── Records shown ──
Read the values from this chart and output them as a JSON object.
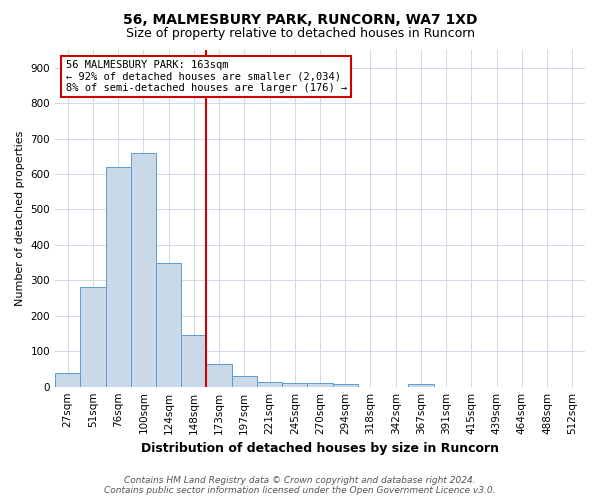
{
  "title1": "56, MALMESBURY PARK, RUNCORN, WA7 1XD",
  "title2": "Size of property relative to detached houses in Runcorn",
  "xlabel": "Distribution of detached houses by size in Runcorn",
  "ylabel": "Number of detached properties",
  "footer": "Contains HM Land Registry data © Crown copyright and database right 2024.\nContains public sector information licensed under the Open Government Licence v3.0.",
  "categories": [
    "27sqm",
    "51sqm",
    "76sqm",
    "100sqm",
    "124sqm",
    "148sqm",
    "173sqm",
    "197sqm",
    "221sqm",
    "245sqm",
    "270sqm",
    "294sqm",
    "318sqm",
    "342sqm",
    "367sqm",
    "391sqm",
    "415sqm",
    "439sqm",
    "464sqm",
    "488sqm",
    "512sqm"
  ],
  "values": [
    40,
    280,
    620,
    660,
    350,
    145,
    65,
    30,
    12,
    10,
    10,
    8,
    0,
    0,
    8,
    0,
    0,
    0,
    0,
    0,
    0
  ],
  "bar_color": "#c9d9e8",
  "bar_edge_color": "#5b9bd5",
  "highlight_bin_index": 6,
  "highlight_color": "#cc0000",
  "annotation_text_line1": "56 MALMESBURY PARK: 163sqm",
  "annotation_text_line2": "← 92% of detached houses are smaller (2,034)",
  "annotation_text_line3": "8% of semi-detached houses are larger (176) →",
  "annotation_box_color": "#ffffff",
  "annotation_box_edge": "#cc0000",
  "ylim": [
    0,
    950
  ],
  "yticks": [
    0,
    100,
    200,
    300,
    400,
    500,
    600,
    700,
    800,
    900
  ],
  "bg_color": "#ffffff",
  "grid_color": "#d0d8e8",
  "title1_fontsize": 10,
  "title2_fontsize": 9,
  "xlabel_fontsize": 9,
  "ylabel_fontsize": 8,
  "tick_fontsize": 7.5,
  "footer_fontsize": 6.5
}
───
### Brief
Write the lines above out again exactly, without any of their pictures.

### The completed task
Read the values from this chart and output them as a JSON object.
{
  "title1": "56, MALMESBURY PARK, RUNCORN, WA7 1XD",
  "title2": "Size of property relative to detached houses in Runcorn",
  "xlabel": "Distribution of detached houses by size in Runcorn",
  "ylabel": "Number of detached properties",
  "footer": "Contains HM Land Registry data © Crown copyright and database right 2024.\nContains public sector information licensed under the Open Government Licence v3.0.",
  "categories": [
    "27sqm",
    "51sqm",
    "76sqm",
    "100sqm",
    "124sqm",
    "148sqm",
    "173sqm",
    "197sqm",
    "221sqm",
    "245sqm",
    "270sqm",
    "294sqm",
    "318sqm",
    "342sqm",
    "367sqm",
    "391sqm",
    "415sqm",
    "439sqm",
    "464sqm",
    "488sqm",
    "512sqm"
  ],
  "values": [
    40,
    280,
    620,
    660,
    350,
    145,
    65,
    30,
    12,
    10,
    10,
    8,
    0,
    0,
    8,
    0,
    0,
    0,
    0,
    0,
    0
  ],
  "bar_color": "#c9d9e8",
  "bar_edge_color": "#5b9bd5",
  "highlight_bin_index": 6,
  "highlight_color": "#cc0000",
  "annotation_text_line1": "56 MALMESBURY PARK: 163sqm",
  "annotation_text_line2": "← 92% of detached houses are smaller (2,034)",
  "annotation_text_line3": "8% of semi-detached houses are larger (176) →",
  "annotation_box_color": "#ffffff",
  "annotation_box_edge": "#cc0000",
  "ylim": [
    0,
    950
  ],
  "yticks": [
    0,
    100,
    200,
    300,
    400,
    500,
    600,
    700,
    800,
    900
  ],
  "bg_color": "#ffffff",
  "grid_color": "#d0d8e8",
  "title1_fontsize": 10,
  "title2_fontsize": 9,
  "xlabel_fontsize": 9,
  "ylabel_fontsize": 8,
  "tick_fontsize": 7.5,
  "footer_fontsize": 6.5
}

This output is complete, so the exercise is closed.